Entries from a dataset
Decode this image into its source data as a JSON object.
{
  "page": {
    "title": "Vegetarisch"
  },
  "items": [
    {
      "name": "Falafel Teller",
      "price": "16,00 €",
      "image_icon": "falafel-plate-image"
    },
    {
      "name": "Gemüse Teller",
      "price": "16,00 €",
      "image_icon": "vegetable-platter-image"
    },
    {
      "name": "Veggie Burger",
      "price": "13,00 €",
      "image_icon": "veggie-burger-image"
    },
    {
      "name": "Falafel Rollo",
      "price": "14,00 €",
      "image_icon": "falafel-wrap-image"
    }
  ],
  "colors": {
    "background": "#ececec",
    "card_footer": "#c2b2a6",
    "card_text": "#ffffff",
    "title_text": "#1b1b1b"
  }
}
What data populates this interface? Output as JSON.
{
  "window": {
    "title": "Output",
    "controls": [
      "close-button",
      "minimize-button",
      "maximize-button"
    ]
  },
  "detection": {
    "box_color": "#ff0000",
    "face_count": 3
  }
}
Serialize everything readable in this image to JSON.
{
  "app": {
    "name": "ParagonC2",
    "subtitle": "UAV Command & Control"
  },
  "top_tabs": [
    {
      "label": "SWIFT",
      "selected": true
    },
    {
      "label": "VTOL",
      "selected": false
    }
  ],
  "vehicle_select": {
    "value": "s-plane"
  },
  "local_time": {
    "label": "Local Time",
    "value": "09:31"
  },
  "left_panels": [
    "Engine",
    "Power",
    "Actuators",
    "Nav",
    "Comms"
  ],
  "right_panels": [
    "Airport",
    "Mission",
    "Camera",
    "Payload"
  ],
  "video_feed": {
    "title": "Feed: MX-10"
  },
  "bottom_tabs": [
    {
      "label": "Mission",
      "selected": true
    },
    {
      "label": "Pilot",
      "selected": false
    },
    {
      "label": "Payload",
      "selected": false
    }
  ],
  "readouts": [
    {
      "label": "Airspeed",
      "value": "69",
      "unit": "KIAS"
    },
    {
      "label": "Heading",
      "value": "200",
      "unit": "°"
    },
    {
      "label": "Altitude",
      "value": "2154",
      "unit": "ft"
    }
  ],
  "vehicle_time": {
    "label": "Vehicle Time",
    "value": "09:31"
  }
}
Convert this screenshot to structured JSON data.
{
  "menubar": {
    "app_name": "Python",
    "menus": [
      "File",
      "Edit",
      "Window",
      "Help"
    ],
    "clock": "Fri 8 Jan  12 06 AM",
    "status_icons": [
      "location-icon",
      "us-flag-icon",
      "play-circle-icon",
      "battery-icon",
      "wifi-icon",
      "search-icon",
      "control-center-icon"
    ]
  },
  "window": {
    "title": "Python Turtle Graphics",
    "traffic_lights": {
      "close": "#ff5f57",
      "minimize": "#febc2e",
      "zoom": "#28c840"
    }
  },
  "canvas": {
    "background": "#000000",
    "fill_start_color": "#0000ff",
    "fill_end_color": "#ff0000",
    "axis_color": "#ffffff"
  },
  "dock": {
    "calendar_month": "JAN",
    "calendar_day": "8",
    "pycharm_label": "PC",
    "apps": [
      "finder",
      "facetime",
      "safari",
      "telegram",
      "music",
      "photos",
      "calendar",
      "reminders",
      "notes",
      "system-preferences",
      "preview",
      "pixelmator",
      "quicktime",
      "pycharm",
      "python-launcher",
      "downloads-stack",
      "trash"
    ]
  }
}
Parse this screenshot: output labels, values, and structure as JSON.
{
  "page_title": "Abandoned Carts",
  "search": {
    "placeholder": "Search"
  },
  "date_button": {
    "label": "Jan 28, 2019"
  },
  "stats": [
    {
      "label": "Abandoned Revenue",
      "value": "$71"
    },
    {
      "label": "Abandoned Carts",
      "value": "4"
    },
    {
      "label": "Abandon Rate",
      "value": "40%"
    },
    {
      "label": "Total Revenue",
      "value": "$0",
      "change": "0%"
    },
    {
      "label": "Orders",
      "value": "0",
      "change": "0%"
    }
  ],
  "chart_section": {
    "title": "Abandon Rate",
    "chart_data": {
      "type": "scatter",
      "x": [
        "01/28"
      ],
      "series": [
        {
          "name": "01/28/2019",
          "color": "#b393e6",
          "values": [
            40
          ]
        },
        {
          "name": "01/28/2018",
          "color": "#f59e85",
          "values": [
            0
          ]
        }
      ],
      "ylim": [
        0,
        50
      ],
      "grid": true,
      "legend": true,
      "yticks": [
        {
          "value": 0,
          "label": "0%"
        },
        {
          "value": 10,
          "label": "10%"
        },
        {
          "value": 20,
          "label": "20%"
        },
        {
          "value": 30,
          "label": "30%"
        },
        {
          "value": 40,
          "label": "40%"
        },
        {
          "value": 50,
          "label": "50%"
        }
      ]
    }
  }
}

- _Do this_
Return, from the data, each line that has the word "true" in it.

- _Output below_
      "selected": true
      "selected": true
      "grid": true,
      "legend": true,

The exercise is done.